Any pictures in the records below should be skipped; write out everything else exactly.
-- START EXTRACTED MATERIAL --
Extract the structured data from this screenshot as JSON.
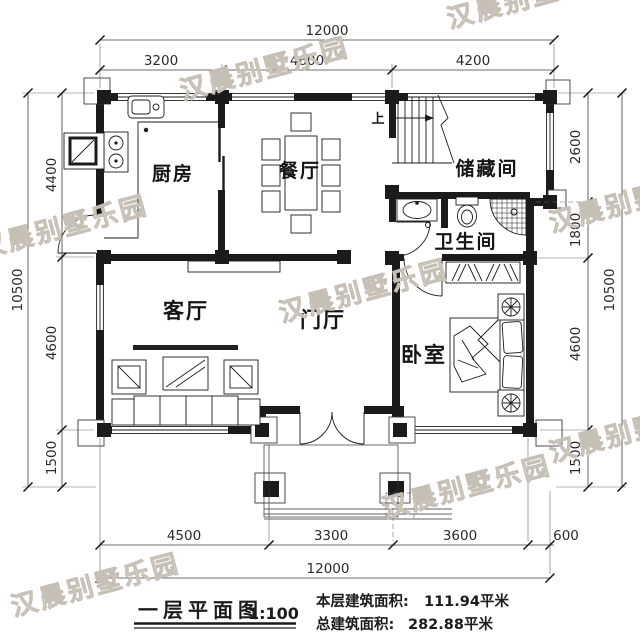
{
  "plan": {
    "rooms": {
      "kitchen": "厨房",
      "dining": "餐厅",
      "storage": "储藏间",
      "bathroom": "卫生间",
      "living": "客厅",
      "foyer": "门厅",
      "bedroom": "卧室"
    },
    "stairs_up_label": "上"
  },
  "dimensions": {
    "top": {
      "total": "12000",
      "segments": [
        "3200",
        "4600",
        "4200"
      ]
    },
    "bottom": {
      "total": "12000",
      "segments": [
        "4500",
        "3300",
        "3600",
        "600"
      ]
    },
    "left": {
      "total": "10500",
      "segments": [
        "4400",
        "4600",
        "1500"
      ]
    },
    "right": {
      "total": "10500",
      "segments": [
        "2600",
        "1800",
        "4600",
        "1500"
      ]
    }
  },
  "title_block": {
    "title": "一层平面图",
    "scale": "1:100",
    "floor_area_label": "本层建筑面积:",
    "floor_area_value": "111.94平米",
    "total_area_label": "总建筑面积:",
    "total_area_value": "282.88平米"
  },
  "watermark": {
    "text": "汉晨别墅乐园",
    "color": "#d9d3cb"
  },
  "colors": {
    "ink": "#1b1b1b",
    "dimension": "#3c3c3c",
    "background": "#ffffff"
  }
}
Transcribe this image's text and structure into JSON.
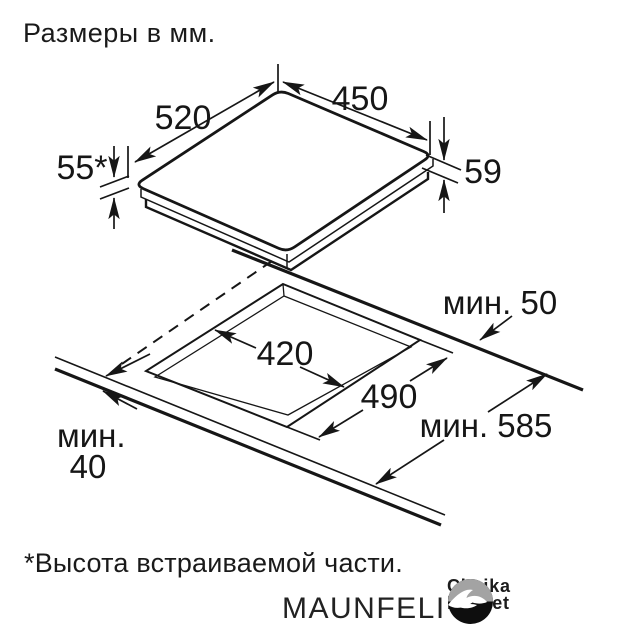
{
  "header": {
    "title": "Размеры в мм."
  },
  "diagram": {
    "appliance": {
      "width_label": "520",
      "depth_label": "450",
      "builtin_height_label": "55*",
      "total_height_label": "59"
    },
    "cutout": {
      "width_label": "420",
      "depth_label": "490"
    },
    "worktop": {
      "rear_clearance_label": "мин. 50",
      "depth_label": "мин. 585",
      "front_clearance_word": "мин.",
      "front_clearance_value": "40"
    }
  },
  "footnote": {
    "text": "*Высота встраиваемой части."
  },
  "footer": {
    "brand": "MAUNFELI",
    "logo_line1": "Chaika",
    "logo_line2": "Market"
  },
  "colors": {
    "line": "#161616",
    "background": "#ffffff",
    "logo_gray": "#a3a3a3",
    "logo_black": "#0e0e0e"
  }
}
-- END EXTRACTED MATERIAL --
--- ANSWER FOR THE TASK ---
Extract the structured data from this screenshot as JSON.
{
  "plan": {
    "rooms": {
      "kitchen": "厨房",
      "dining": "餐厅",
      "storage": "储藏间",
      "bathroom": "卫生间",
      "living": "客厅",
      "foyer": "门厅",
      "bedroom": "卧室"
    },
    "stairs_up_label": "上"
  },
  "dimensions": {
    "top": {
      "total": "12000",
      "segments": [
        "3200",
        "4600",
        "4200"
      ]
    },
    "bottom": {
      "total": "12000",
      "segments": [
        "4500",
        "3300",
        "3600",
        "600"
      ]
    },
    "left": {
      "total": "10500",
      "segments": [
        "4400",
        "4600",
        "1500"
      ]
    },
    "right": {
      "total": "10500",
      "segments": [
        "2600",
        "1800",
        "4600",
        "1500"
      ]
    }
  },
  "title_block": {
    "title": "一层平面图",
    "scale": "1:100",
    "floor_area_label": "本层建筑面积:",
    "floor_area_value": "111.94平米",
    "total_area_label": "总建筑面积:",
    "total_area_value": "282.88平米"
  },
  "watermark": {
    "text": "汉晨别墅乐园",
    "color": "#d9d3cb"
  },
  "colors": {
    "ink": "#1b1b1b",
    "dimension": "#3c3c3c",
    "background": "#ffffff"
  }
}
Transcribe this image's text and structure into JSON.
{
  "header": {
    "title": "Размеры в мм."
  },
  "diagram": {
    "appliance": {
      "width_label": "520",
      "depth_label": "450",
      "builtin_height_label": "55*",
      "total_height_label": "59"
    },
    "cutout": {
      "width_label": "420",
      "depth_label": "490"
    },
    "worktop": {
      "rear_clearance_label": "мин. 50",
      "depth_label": "мин. 585",
      "front_clearance_word": "мин.",
      "front_clearance_value": "40"
    }
  },
  "footnote": {
    "text": "*Высота встраиваемой части."
  },
  "footer": {
    "brand": "MAUNFELI",
    "logo_line1": "Chaika",
    "logo_line2": "Market"
  },
  "colors": {
    "line": "#161616",
    "background": "#ffffff",
    "logo_gray": "#a3a3a3",
    "logo_black": "#0e0e0e"
  }
}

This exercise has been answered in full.